**EXERCISE**
Every line of the data that contains the string "navrhnutý" must be copied.

**LISTED ENTRIES**
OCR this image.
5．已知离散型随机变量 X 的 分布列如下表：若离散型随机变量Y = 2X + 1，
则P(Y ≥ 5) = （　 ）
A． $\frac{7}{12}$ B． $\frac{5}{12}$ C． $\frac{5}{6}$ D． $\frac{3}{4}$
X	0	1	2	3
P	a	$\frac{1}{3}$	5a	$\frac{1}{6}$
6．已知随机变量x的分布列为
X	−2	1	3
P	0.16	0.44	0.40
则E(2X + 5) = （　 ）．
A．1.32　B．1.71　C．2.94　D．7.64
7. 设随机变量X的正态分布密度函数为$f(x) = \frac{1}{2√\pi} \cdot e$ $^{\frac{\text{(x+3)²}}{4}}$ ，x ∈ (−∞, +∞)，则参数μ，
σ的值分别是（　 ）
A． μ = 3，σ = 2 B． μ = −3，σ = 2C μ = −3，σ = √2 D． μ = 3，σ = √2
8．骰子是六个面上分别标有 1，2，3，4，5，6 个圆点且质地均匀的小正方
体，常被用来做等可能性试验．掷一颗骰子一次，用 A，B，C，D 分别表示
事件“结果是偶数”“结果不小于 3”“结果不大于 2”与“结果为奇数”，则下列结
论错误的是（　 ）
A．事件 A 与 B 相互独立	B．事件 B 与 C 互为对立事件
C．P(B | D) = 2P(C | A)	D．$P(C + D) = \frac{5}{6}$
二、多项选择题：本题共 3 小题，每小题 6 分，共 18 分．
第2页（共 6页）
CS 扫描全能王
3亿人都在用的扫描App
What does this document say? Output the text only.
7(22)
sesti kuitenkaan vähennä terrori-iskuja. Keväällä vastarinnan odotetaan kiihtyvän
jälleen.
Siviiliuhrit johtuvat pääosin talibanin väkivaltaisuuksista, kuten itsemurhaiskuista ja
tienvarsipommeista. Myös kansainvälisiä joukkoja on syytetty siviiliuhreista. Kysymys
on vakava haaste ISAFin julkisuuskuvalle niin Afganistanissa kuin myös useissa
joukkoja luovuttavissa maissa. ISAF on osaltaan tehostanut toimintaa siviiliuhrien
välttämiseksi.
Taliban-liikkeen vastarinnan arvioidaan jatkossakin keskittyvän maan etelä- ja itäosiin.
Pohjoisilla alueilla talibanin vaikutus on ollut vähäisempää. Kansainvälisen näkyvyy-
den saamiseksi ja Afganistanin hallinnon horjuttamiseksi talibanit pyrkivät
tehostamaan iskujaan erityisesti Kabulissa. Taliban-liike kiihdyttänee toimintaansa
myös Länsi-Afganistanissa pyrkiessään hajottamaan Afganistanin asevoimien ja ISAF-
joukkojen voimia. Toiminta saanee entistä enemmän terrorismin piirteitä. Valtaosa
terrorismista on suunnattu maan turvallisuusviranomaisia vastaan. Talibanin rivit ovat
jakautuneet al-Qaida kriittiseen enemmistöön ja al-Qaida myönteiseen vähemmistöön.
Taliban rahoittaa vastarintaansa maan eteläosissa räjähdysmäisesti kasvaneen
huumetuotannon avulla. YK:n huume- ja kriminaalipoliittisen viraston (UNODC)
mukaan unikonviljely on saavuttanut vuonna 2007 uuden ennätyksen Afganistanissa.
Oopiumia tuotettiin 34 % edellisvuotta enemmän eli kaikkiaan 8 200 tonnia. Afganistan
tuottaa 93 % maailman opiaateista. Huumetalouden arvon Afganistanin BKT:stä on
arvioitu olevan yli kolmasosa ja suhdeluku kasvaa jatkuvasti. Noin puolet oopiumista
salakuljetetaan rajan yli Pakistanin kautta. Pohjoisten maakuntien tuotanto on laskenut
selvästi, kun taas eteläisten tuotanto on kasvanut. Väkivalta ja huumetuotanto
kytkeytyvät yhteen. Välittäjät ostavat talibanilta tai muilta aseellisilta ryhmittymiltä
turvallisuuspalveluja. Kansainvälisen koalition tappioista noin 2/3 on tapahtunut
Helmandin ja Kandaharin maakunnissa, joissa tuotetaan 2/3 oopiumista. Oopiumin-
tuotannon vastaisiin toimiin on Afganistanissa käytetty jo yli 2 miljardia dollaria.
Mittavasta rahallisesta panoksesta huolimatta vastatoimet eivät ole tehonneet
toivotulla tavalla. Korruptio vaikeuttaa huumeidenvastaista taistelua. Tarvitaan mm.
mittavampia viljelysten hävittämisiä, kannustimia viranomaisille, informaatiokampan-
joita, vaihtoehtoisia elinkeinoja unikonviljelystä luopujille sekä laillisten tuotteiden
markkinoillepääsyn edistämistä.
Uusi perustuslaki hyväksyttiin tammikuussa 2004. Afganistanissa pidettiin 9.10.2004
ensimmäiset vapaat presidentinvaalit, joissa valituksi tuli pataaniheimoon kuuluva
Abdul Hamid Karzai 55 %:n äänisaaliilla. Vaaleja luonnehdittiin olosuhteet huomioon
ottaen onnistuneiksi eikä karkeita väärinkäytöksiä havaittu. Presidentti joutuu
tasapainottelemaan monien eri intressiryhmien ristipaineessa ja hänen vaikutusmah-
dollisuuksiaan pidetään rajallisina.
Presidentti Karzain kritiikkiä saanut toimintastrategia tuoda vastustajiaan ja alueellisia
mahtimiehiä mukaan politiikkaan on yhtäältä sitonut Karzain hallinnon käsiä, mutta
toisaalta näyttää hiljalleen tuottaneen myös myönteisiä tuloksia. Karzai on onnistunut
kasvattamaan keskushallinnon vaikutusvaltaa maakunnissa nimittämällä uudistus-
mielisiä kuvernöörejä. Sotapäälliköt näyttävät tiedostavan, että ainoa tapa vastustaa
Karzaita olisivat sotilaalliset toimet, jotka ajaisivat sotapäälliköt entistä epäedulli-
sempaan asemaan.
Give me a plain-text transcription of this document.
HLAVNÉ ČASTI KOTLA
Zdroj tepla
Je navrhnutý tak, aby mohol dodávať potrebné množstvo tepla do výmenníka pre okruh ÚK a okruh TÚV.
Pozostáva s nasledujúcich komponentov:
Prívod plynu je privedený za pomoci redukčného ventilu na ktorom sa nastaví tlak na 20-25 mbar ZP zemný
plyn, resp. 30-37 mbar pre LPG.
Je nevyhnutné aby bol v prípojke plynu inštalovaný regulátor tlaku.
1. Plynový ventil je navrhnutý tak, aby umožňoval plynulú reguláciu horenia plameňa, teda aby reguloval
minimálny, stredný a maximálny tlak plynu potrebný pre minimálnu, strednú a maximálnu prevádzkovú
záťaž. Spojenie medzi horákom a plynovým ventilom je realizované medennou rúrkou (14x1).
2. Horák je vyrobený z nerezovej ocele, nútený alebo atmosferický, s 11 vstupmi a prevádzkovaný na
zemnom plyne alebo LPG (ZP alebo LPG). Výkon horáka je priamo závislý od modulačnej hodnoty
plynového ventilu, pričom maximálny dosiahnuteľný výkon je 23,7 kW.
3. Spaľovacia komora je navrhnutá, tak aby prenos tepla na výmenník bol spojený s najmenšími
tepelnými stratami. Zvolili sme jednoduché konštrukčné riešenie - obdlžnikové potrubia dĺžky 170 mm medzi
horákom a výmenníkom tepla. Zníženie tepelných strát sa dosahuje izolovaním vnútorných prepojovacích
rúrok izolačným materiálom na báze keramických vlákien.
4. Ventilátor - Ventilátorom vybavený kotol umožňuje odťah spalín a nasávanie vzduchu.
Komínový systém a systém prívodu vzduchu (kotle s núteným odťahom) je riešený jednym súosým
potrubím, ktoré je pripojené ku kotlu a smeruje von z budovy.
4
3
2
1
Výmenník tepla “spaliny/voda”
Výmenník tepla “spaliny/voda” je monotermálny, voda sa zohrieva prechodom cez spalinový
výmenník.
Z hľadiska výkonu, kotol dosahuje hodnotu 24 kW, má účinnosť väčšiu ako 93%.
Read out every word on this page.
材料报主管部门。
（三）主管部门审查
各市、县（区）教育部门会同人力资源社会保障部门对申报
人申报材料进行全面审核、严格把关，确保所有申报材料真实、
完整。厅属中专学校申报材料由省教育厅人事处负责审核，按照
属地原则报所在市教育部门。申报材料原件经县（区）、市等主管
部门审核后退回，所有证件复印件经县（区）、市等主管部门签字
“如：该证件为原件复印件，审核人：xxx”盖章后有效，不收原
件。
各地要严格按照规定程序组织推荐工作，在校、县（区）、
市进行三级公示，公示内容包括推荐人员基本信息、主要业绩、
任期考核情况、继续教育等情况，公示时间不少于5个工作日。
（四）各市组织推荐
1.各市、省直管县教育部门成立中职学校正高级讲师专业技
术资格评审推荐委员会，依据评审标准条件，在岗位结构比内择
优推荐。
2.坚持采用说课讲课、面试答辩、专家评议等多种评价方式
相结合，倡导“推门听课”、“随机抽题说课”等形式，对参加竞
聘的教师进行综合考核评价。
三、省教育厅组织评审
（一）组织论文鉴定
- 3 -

**RESPONSE BELOW**
Je navrhnutý tak, aby mohol dodávať potrebné množstvo tepla do výmenníka pre okruh ÚK a okruh TÚV.
1. Plynový ventil je navrhnutý tak, aby umožňoval plynulú reguláciu horenia plameňa, teda aby reguloval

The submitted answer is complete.